▶ _Problem to work on_
In the material below, find all lines with the string "EFlux" and copy them.
** START OF Given information **
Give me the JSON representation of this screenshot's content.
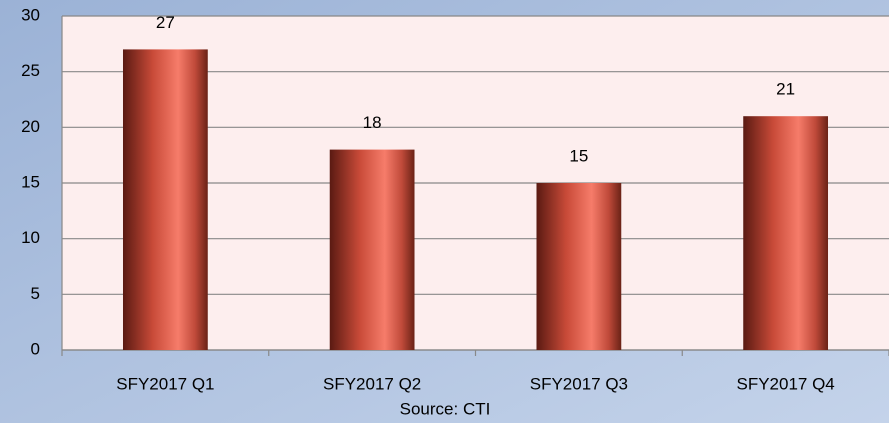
{
  "chart_data": {
    "type": "bar",
    "categories": [
      "SFY2017 Q1",
      "SFY2017 Q2",
      "SFY2017 Q3",
      "SFY2017 Q4"
    ],
    "values": [
      27,
      18,
      15,
      21
    ],
    "color": "#e8604a",
    "ylim": [
      0,
      30
    ],
    "yticks": [
      0,
      5,
      10,
      15,
      20,
      25,
      30
    ],
    "grid": true,
    "source": "Source: CTI"
  }
}
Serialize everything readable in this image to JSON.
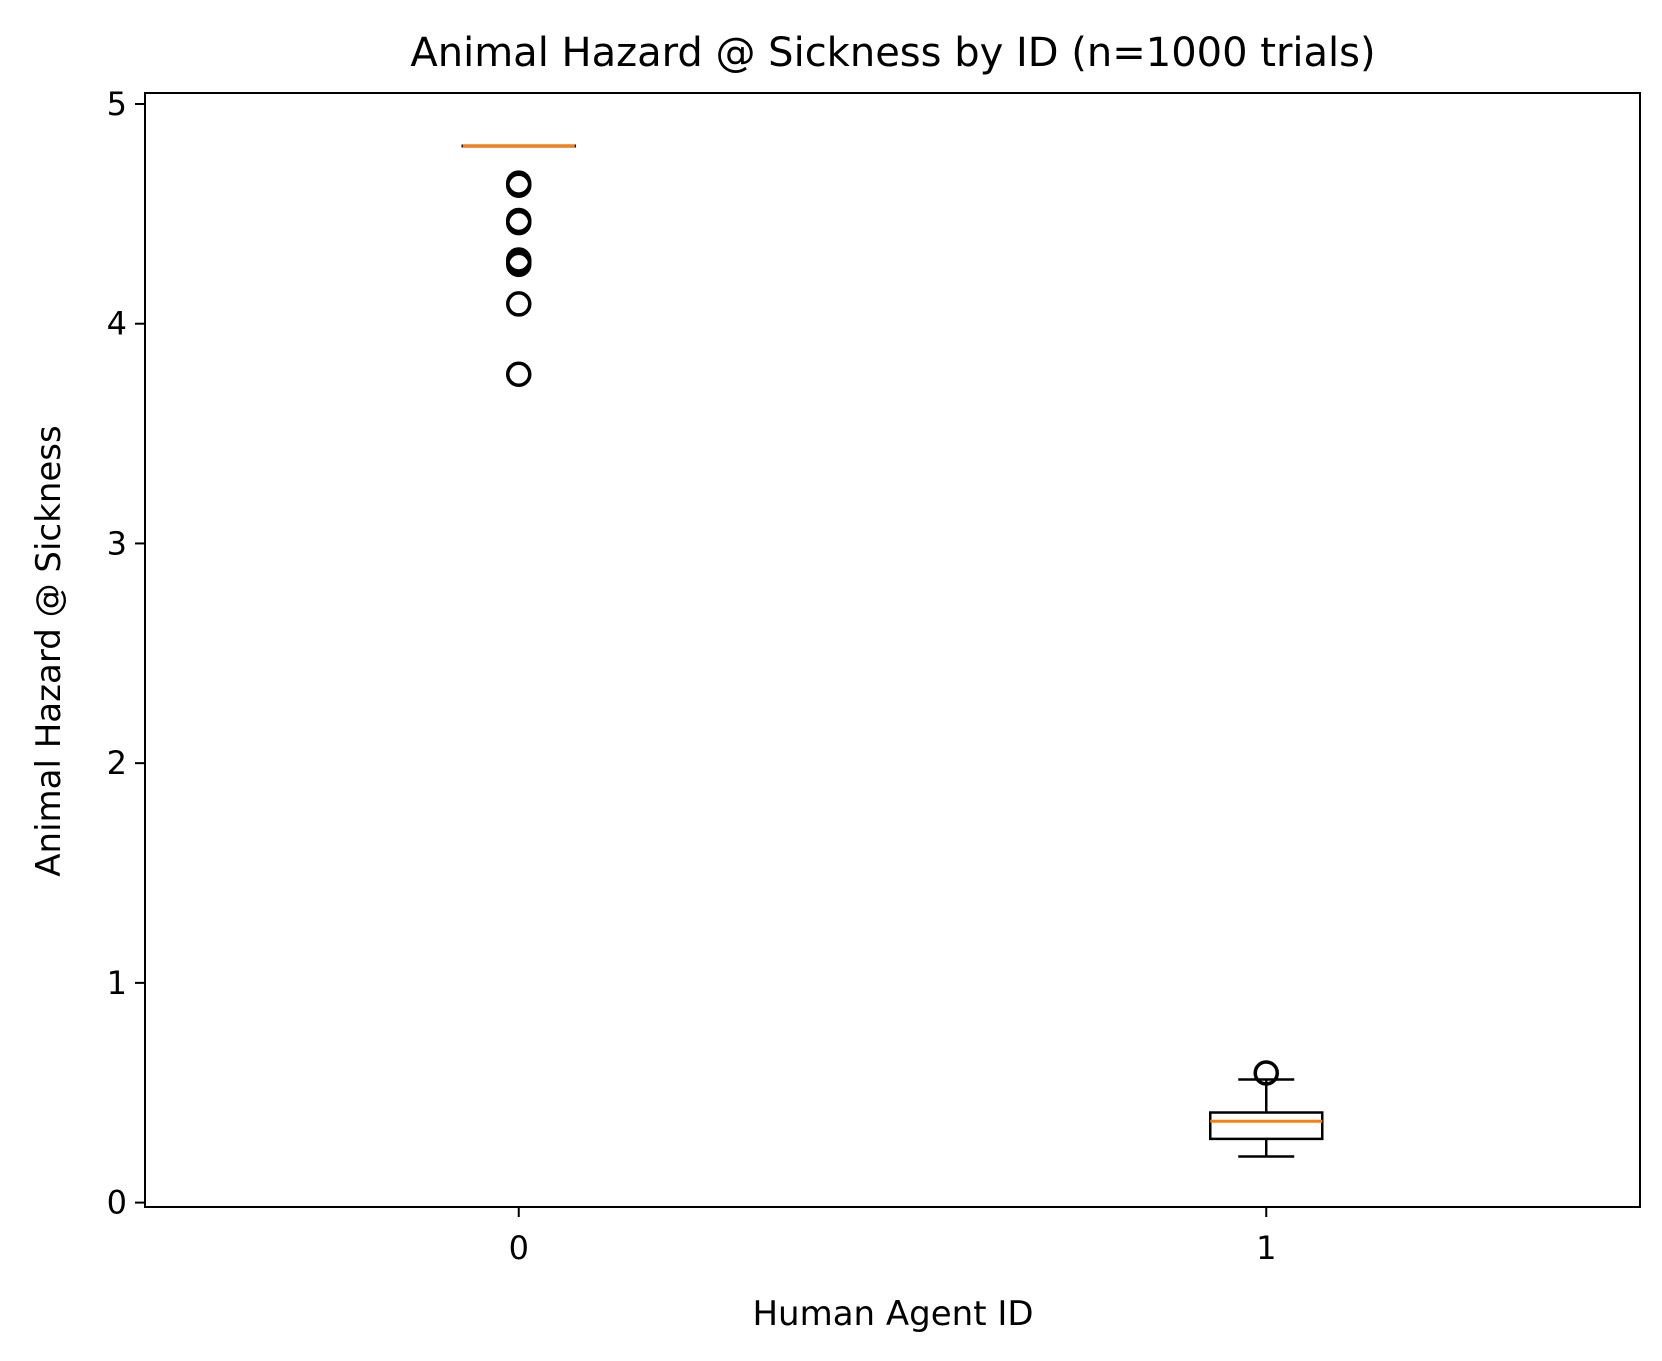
{
  "chart_data": {
    "type": "box",
    "title": "Animal Hazard @ Sickness by ID (n=1000 trials)",
    "xlabel": "Human Agent ID",
    "ylabel": "Animal Hazard @ Sickness",
    "categories": [
      "0",
      "1"
    ],
    "ylim": [
      -0.02,
      5.05
    ],
    "yticks": [
      0,
      1,
      2,
      3,
      4,
      5
    ],
    "grid": false,
    "colors": {
      "box": "#000000",
      "median": "#ff7f0e",
      "flier": "#000000"
    },
    "boxes": [
      {
        "category": "0",
        "q1": 4.81,
        "median": 4.81,
        "q3": 4.81,
        "whisker_low": 4.81,
        "whisker_high": 4.81,
        "fliers": [
          4.64,
          4.63,
          4.47,
          4.46,
          4.29,
          4.28,
          4.27,
          4.09,
          3.77
        ]
      },
      {
        "category": "1",
        "q1": 0.29,
        "median": 0.37,
        "q3": 0.41,
        "whisker_low": 0.21,
        "whisker_high": 0.56,
        "fliers": [
          0.59
        ]
      }
    ]
  }
}
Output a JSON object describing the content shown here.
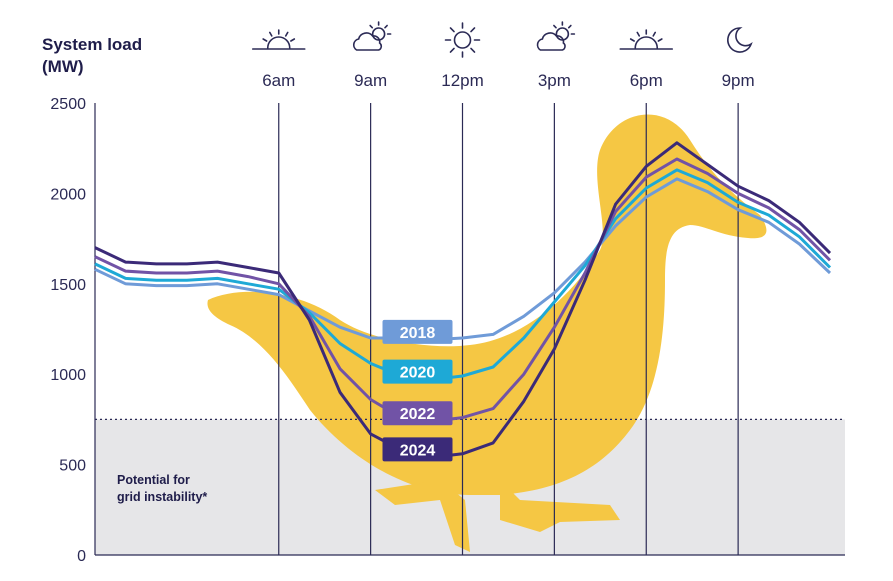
{
  "chart_data": {
    "type": "line",
    "ylabel": "System load\n(MW)",
    "xlabel": "",
    "ylim": [
      0,
      2500
    ],
    "y_ticks": [
      0,
      500,
      1000,
      1500,
      2000,
      2500
    ],
    "time_markers": [
      {
        "label": "6am",
        "icon": "sunrise-icon",
        "hour": 6
      },
      {
        "label": "9am",
        "icon": "partly-cloudy-icon",
        "hour": 9
      },
      {
        "label": "12pm",
        "icon": "sun-icon",
        "hour": 12
      },
      {
        "label": "3pm",
        "icon": "partly-cloudy-icon",
        "hour": 15
      },
      {
        "label": "6pm",
        "icon": "sunset-icon",
        "hour": 18
      },
      {
        "label": "9pm",
        "icon": "moon-icon",
        "hour": 21
      }
    ],
    "x_hours": [
      0,
      1,
      2,
      3,
      4,
      5,
      6,
      7,
      8,
      9,
      10,
      11,
      12,
      13,
      14,
      15,
      16,
      17,
      18,
      19,
      20,
      21,
      22,
      23,
      24
    ],
    "series": [
      {
        "name": "2018",
        "color": "#6f9bd8",
        "values": [
          1580,
          1500,
          1490,
          1490,
          1500,
          1470,
          1440,
          1350,
          1260,
          1200,
          1200,
          1190,
          1200,
          1220,
          1320,
          1450,
          1620,
          1820,
          1980,
          2080,
          2010,
          1910,
          1840,
          1720,
          1560
        ]
      },
      {
        "name": "2020",
        "color": "#1ea9d6",
        "values": [
          1610,
          1530,
          1520,
          1520,
          1530,
          1500,
          1470,
          1340,
          1170,
          1060,
          990,
          970,
          990,
          1040,
          1200,
          1400,
          1600,
          1860,
          2030,
          2130,
          2060,
          1950,
          1880,
          1760,
          1590
        ]
      },
      {
        "name": "2022",
        "color": "#7153a6",
        "values": [
          1650,
          1570,
          1560,
          1560,
          1570,
          1540,
          1500,
          1320,
          1030,
          860,
          760,
          740,
          760,
          810,
          1000,
          1260,
          1560,
          1900,
          2090,
          2190,
          2110,
          2000,
          1920,
          1800,
          1630
        ]
      },
      {
        "name": "2024",
        "color": "#3b2a78",
        "values": [
          1700,
          1620,
          1610,
          1610,
          1620,
          1590,
          1560,
          1300,
          900,
          670,
          580,
          540,
          560,
          620,
          850,
          1140,
          1520,
          1940,
          2150,
          2280,
          2160,
          2040,
          1960,
          1840,
          1670
        ]
      }
    ],
    "threshold": {
      "value": 750,
      "label": "Potential for\ngrid instability*"
    },
    "grid": false,
    "legend": "inline labels at the curve minimums"
  }
}
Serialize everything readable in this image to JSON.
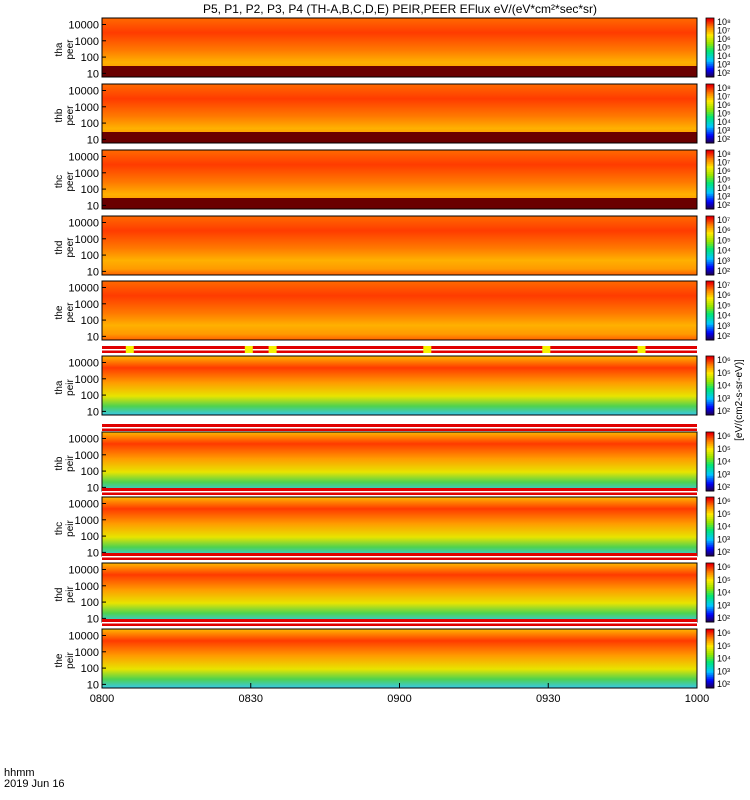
{
  "title": "P5, P1, P2, P3, P4 (TH-A,B,C,D,E) PEIR,PEER EFlux eV/(eV*cm²*sec*sr)",
  "colorbar_unit_label": "[eV/(cm2-s-sr-eV)]",
  "x_axis_footer": {
    "line1": "hhmm",
    "line2": "2019 Jun 16"
  },
  "chart_data": {
    "type": "heatmap",
    "title": "P5, P1, P2, P3, P4 (TH-A,B,C,D,E) PEIR,PEER EFlux eV/(eV*cm²*sec*sr)",
    "x_axis": {
      "range": [
        "0800",
        "1000"
      ],
      "ticks": [
        "0800",
        "0830",
        "0900",
        "0930",
        "1000"
      ],
      "label": "hhmm",
      "date": "2019 Jun 16"
    },
    "y_axis": {
      "scale": "log",
      "ticks": [
        "10",
        "100",
        "1000",
        "10000"
      ]
    },
    "colorbar": {
      "scale": "log",
      "ticks": [
        "10²",
        "10³",
        "10⁴",
        "10⁵",
        "10⁶",
        "10⁷",
        "10⁸"
      ]
    },
    "panels": [
      {
        "label": "tha\npeer",
        "species": "electron",
        "probe": "tha",
        "cbar_min_exp": 2,
        "cbar_max_exp": 8
      },
      {
        "label": "thb\npeer",
        "species": "electron",
        "probe": "thb",
        "cbar_min_exp": 2,
        "cbar_max_exp": 8
      },
      {
        "label": "thc\npeer",
        "species": "electron",
        "probe": "thc",
        "cbar_min_exp": 2,
        "cbar_max_exp": 8
      },
      {
        "label": "thd\npeer",
        "species": "electron",
        "probe": "thd",
        "cbar_min_exp": 2,
        "cbar_max_exp": 7
      },
      {
        "label": "the\npeer",
        "species": "electron",
        "probe": "the",
        "cbar_min_exp": 2,
        "cbar_max_exp": 7
      },
      {
        "label": "tha\npeir",
        "species": "ion",
        "probe": "tha",
        "cbar_min_exp": 2,
        "cbar_max_exp": 6
      },
      {
        "label": "thb\npeir",
        "species": "ion",
        "probe": "thb",
        "cbar_min_exp": 2,
        "cbar_max_exp": 6
      },
      {
        "label": "thc\npeir",
        "species": "ion",
        "probe": "thc",
        "cbar_min_exp": 2,
        "cbar_max_exp": 6
      },
      {
        "label": "thd\npeir",
        "species": "ion",
        "probe": "thd",
        "cbar_min_exp": 2,
        "cbar_max_exp": 6
      },
      {
        "label": "the\npeir",
        "species": "ion",
        "probe": "the",
        "cbar_min_exp": 2,
        "cbar_max_exp": 6
      }
    ]
  }
}
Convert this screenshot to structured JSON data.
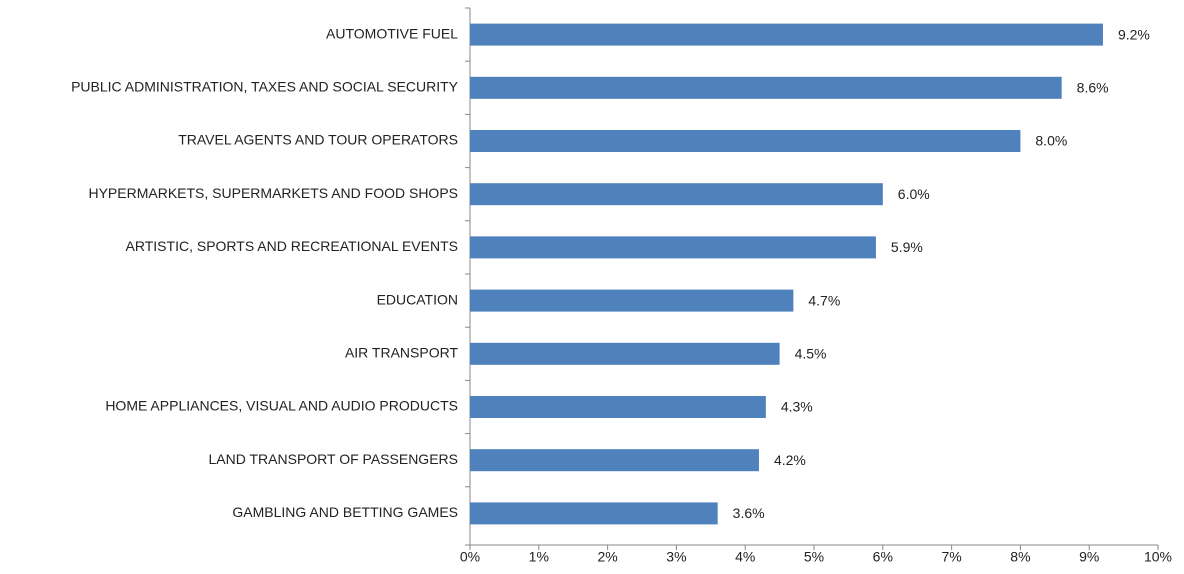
{
  "chart_data": {
    "type": "bar",
    "orientation": "horizontal",
    "categories": [
      "AUTOMOTIVE FUEL",
      "PUBLIC ADMINISTRATION, TAXES AND SOCIAL SECURITY",
      "TRAVEL AGENTS AND TOUR OPERATORS",
      "HYPERMARKETS, SUPERMARKETS AND FOOD SHOPS",
      "ARTISTIC, SPORTS AND RECREATIONAL EVENTS",
      "EDUCATION",
      "AIR TRANSPORT",
      "HOME APPLIANCES, VISUAL AND AUDIO PRODUCTS",
      "LAND TRANSPORT OF PASSENGERS",
      "GAMBLING AND BETTING GAMES"
    ],
    "values": [
      9.2,
      8.6,
      8.0,
      6.0,
      5.9,
      4.7,
      4.5,
      4.3,
      4.2,
      3.6
    ],
    "value_labels": [
      "9.2%",
      "8.6%",
      "8.0%",
      "6.0%",
      "5.9%",
      "4.7%",
      "4.5%",
      "4.3%",
      "4.2%",
      "3.6%"
    ],
    "color": "#4f81bd",
    "xlim": [
      0,
      10
    ],
    "xticks": [
      {
        "value": 0,
        "label": "0%"
      },
      {
        "value": 1,
        "label": "1%"
      },
      {
        "value": 2,
        "label": "2%"
      },
      {
        "value": 3,
        "label": "3%"
      },
      {
        "value": 4,
        "label": "4%"
      },
      {
        "value": 5,
        "label": "5%"
      },
      {
        "value": 6,
        "label": "6%"
      },
      {
        "value": 7,
        "label": "7%"
      },
      {
        "value": 8,
        "label": "8%"
      },
      {
        "value": 9,
        "label": "9%"
      },
      {
        "value": 10,
        "label": "10%"
      }
    ],
    "grid": false
  }
}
** END OF Given information **
▶ _Written solution_
  "title": "P5, P1, P2, P3, P4 (TH-A,B,C,D,E) PEIR,PEER EFlux eV/(eV*cm²*sec*sr)",
    "title": "P5, P1, P2, P3, P4 (TH-A,B,C,D,E) PEIR,PEER EFlux eV/(eV*cm²*sec*sr)",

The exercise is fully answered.